+++ Material provided +++

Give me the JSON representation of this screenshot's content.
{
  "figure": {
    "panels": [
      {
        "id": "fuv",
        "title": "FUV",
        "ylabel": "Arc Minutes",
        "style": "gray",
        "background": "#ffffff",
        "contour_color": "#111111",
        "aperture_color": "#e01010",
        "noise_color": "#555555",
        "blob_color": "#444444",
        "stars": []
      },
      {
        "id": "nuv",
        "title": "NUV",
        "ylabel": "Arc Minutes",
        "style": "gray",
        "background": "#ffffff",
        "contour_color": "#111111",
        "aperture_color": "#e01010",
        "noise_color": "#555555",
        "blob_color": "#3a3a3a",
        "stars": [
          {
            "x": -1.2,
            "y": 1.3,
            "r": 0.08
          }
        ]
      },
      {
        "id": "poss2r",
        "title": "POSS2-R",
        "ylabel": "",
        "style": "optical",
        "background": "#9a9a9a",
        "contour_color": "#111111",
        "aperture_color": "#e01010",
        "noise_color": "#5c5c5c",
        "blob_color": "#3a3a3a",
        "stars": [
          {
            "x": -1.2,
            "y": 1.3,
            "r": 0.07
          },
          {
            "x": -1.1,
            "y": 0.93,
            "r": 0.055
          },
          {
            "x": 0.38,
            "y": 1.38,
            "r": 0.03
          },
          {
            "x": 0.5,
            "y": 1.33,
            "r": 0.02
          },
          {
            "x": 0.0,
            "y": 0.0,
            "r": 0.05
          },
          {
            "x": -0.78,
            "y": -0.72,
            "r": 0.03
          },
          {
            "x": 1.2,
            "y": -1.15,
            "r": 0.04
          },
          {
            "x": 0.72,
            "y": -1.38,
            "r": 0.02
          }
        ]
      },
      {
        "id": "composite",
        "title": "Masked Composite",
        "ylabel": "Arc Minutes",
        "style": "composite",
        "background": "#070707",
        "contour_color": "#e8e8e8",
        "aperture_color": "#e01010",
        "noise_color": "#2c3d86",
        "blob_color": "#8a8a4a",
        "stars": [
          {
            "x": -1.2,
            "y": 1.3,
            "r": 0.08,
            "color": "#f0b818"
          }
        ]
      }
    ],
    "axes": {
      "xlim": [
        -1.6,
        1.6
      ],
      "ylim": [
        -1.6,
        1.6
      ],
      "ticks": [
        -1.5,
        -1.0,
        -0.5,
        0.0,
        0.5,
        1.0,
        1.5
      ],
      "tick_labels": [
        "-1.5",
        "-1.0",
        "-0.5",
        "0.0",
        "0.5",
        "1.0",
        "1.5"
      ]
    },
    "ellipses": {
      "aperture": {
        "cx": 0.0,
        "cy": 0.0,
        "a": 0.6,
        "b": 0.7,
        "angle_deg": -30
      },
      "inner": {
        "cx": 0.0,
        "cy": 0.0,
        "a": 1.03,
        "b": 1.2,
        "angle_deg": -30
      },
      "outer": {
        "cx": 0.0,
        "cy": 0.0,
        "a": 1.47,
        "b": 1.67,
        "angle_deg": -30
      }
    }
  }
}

+++

# Set problem
List all lines holding the string "title".

# Problem solution
        "title": "FUV",
        "title": "NUV",
        "title": "POSS2-R",
        "title": "Masked Composite",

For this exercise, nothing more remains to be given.